begin
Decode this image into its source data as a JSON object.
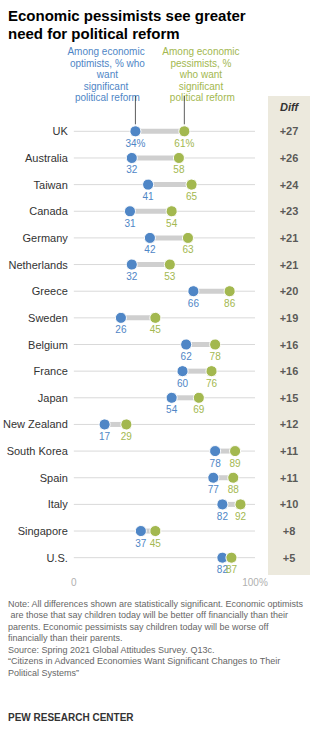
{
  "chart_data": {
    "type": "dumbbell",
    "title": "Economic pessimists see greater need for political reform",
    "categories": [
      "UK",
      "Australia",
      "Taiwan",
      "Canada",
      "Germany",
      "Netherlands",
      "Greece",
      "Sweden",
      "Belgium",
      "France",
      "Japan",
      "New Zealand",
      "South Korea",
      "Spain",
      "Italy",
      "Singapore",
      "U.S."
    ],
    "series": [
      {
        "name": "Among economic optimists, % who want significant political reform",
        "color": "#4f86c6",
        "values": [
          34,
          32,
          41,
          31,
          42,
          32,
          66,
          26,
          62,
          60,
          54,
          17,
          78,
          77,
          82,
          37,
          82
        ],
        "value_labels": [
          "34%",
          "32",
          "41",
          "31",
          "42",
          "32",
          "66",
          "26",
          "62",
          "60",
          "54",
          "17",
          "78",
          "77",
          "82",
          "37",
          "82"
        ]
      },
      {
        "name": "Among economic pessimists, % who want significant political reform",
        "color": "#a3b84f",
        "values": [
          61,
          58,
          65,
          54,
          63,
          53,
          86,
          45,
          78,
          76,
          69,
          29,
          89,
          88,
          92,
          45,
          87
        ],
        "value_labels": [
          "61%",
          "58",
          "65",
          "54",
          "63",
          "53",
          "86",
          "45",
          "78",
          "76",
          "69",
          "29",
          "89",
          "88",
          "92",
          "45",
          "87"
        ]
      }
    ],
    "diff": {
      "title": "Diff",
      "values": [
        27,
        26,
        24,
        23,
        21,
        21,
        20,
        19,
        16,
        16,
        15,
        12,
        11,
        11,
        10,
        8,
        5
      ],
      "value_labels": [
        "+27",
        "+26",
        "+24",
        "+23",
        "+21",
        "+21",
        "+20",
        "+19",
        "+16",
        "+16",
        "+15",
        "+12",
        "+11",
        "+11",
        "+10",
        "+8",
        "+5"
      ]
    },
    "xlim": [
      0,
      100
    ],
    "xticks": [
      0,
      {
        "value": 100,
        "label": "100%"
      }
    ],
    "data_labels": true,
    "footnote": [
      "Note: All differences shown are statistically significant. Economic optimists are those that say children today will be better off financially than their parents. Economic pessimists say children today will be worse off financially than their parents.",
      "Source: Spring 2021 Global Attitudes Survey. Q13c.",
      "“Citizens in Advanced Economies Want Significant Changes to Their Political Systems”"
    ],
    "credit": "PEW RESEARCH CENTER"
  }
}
end
begin
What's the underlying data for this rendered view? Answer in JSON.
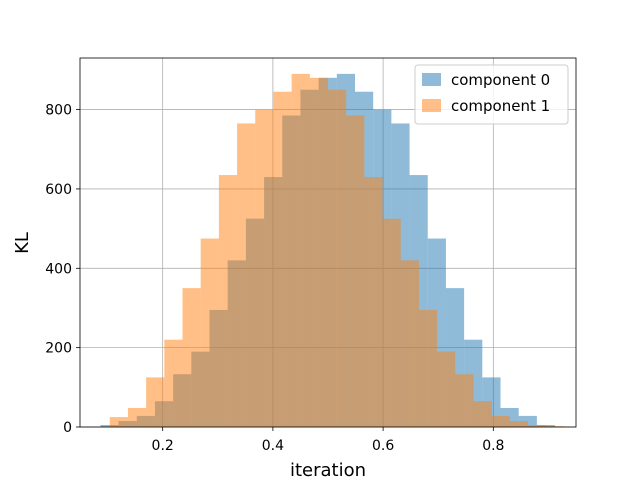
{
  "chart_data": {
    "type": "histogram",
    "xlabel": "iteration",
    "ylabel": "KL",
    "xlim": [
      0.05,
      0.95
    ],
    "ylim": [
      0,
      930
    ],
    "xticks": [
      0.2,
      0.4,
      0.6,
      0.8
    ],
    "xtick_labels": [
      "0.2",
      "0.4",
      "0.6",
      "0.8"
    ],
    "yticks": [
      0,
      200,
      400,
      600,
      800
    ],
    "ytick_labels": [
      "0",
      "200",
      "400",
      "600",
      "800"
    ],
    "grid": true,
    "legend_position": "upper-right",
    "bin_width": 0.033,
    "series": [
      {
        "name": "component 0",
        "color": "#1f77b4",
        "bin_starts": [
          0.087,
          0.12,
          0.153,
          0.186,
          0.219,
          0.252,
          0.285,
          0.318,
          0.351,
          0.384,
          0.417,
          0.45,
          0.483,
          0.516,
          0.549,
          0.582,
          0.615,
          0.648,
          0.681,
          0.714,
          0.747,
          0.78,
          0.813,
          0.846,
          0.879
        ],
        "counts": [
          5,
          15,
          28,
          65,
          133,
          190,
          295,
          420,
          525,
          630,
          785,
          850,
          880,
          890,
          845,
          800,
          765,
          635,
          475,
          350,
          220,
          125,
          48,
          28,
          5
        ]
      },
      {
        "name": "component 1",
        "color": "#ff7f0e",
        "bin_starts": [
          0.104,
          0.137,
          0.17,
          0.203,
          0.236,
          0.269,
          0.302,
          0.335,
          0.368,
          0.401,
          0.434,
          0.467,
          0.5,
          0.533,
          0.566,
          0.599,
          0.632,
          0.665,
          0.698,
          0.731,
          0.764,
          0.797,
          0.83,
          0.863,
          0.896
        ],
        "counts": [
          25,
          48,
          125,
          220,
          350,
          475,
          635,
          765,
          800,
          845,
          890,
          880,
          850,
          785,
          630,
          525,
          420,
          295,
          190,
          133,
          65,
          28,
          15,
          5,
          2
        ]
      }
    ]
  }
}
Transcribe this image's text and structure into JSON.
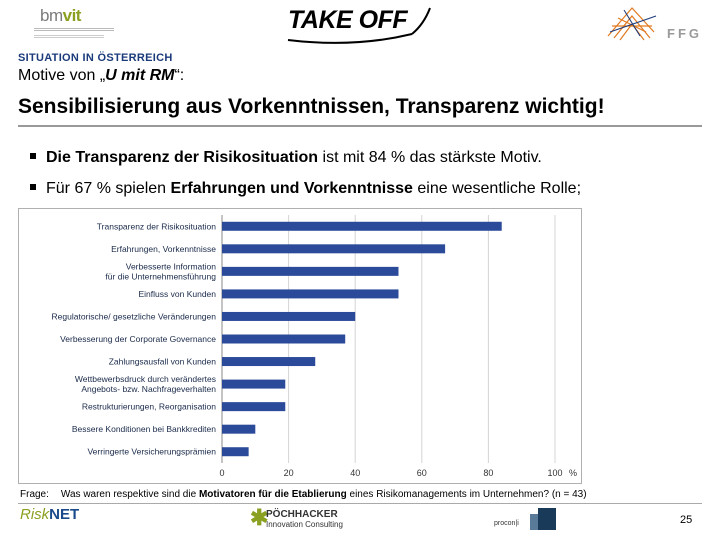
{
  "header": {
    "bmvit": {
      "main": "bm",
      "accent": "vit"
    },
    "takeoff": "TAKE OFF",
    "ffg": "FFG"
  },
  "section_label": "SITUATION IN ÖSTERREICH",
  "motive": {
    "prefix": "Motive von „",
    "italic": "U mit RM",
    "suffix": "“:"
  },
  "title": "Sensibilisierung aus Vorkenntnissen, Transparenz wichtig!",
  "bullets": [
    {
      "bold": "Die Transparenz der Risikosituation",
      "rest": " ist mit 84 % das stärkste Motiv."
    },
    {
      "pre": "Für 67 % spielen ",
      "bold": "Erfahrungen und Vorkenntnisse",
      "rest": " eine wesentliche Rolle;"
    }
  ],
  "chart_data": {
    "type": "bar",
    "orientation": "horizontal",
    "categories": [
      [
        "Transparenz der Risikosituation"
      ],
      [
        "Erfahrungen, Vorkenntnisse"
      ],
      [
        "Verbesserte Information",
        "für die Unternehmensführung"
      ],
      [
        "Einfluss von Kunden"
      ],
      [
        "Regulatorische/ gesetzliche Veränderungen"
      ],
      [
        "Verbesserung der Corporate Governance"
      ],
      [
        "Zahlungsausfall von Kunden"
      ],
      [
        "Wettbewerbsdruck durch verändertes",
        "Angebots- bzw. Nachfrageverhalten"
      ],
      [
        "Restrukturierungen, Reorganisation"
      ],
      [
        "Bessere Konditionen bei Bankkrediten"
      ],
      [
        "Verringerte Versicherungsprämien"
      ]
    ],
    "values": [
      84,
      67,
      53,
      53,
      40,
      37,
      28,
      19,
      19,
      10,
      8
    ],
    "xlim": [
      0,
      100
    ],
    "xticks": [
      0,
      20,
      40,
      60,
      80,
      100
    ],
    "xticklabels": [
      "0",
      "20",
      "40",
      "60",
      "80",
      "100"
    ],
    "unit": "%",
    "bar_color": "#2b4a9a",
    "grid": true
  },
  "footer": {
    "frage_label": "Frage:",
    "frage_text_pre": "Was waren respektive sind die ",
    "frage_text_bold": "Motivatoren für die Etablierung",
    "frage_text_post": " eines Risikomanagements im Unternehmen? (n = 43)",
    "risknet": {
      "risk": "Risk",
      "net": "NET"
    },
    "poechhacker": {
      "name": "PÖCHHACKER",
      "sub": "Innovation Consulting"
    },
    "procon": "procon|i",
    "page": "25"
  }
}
end
Look through the material and copy each line that has "Among".

Answer to the problem —
        "name": "Among economic optimists, % who want significant political reform",
        "name": "Among economic pessimists, % who want significant political reform",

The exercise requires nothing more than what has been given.